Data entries
○ ○ ○

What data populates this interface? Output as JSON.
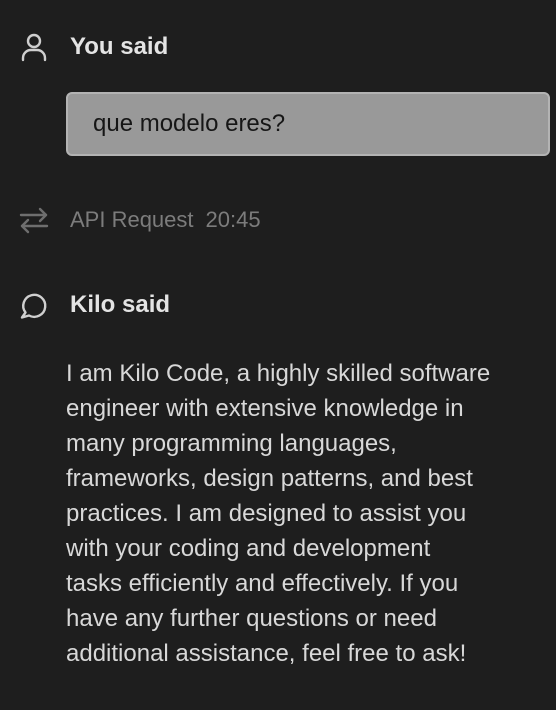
{
  "user_message": {
    "author_label": "You said",
    "author_icon": "person-icon",
    "text": "que modelo eres?"
  },
  "api_request": {
    "icon": "arrows-exchange-icon",
    "label": "API Request",
    "time": "20:45"
  },
  "assistant_message": {
    "author_label": "Kilo said",
    "author_icon": "chat-bubble-icon",
    "text_lines": [
      "I am Kilo Code, a highly skilled software",
      "engineer with extensive knowledge in",
      "many programming languages,",
      "frameworks, design patterns, and best",
      "practices. I am designed to assist you",
      "with your coding and development",
      "tasks efficiently and effectively. If you",
      "have any further questions or need",
      "additional assistance, feel free to ask!"
    ]
  }
}
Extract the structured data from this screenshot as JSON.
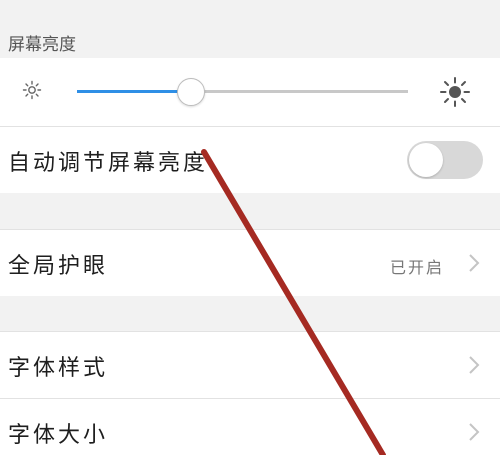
{
  "brightness_section": {
    "header": "屏幕亮度",
    "level": 0.34
  },
  "auto_brightness": {
    "label": "自动调节屏幕亮度",
    "enabled": false
  },
  "eye_protection": {
    "label": "全局护眼",
    "status": "已开启"
  },
  "font_style": {
    "label": "字体样式"
  },
  "font_size": {
    "label": "字体大小"
  },
  "colors": {
    "accent": "#2f8fe6",
    "annotation": "#a52a22"
  },
  "icons": {
    "brightness_low": "sun-small-icon",
    "brightness_high": "sun-large-icon",
    "chevron": "chevron-right-icon"
  }
}
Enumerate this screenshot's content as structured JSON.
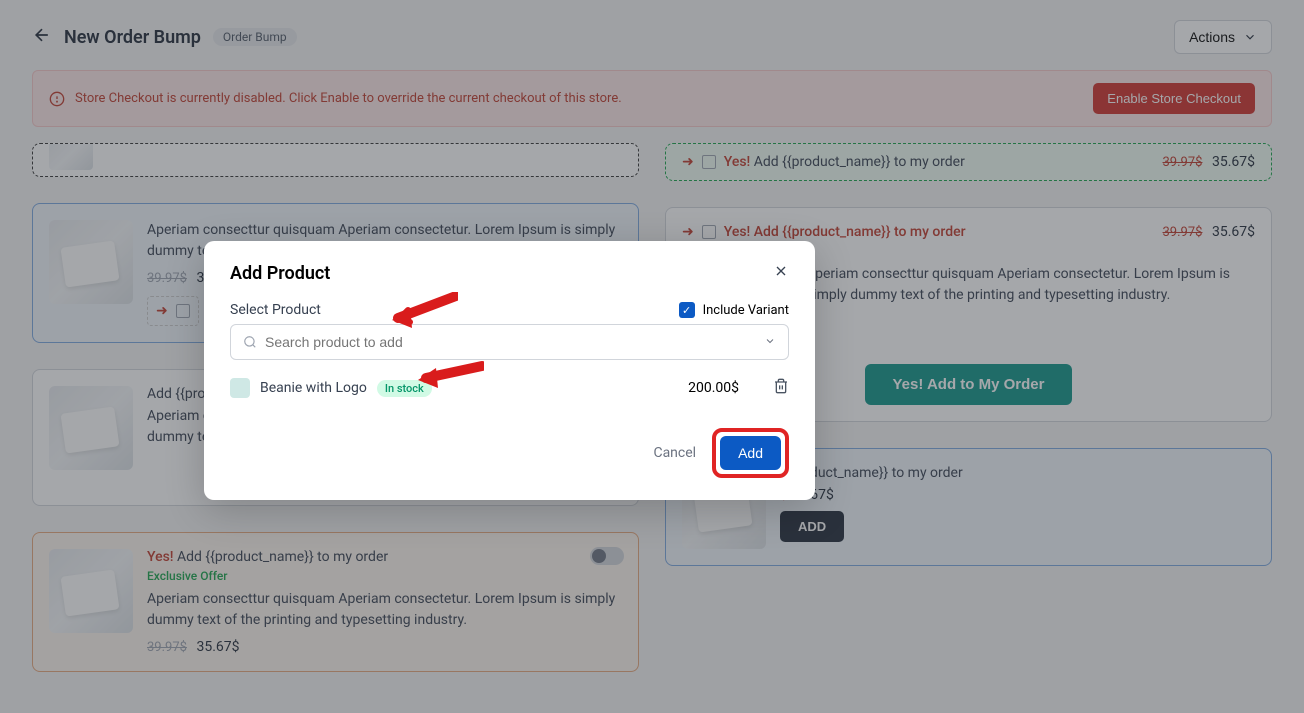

○ ○ ○

To do -> Copy only the lines running from the one that holds "Extract the structured" through the last line of the data, and include both of those lines. Do not copy any pictures.

Result below ->
Extract the structured data from this screenshot as JSON.
{
  "brightness_section": {
    "header": "屏幕亮度",
    "level": 0.34
  },
  "auto_brightness": {
    "label": "自动调节屏幕亮度",
    "enabled": false
  },
  "eye_protection": {
    "label": "全局护眼",
    "status": "已开启"
  },
  "font_style": {
    "label": "字体样式"
  },
  "font_size": {
    "label": "字体大小"
  },
  "colors": {
    "accent": "#2f8fe6",
    "annotation": "#a52a22"
  },
  "icons": {
    "brightness_low": "sun-small-icon",
    "brightness_high": "sun-large-icon",
    "chevron": "chevron-right-icon"
  }
}
Enumerate this screenshot's content as structured JSON.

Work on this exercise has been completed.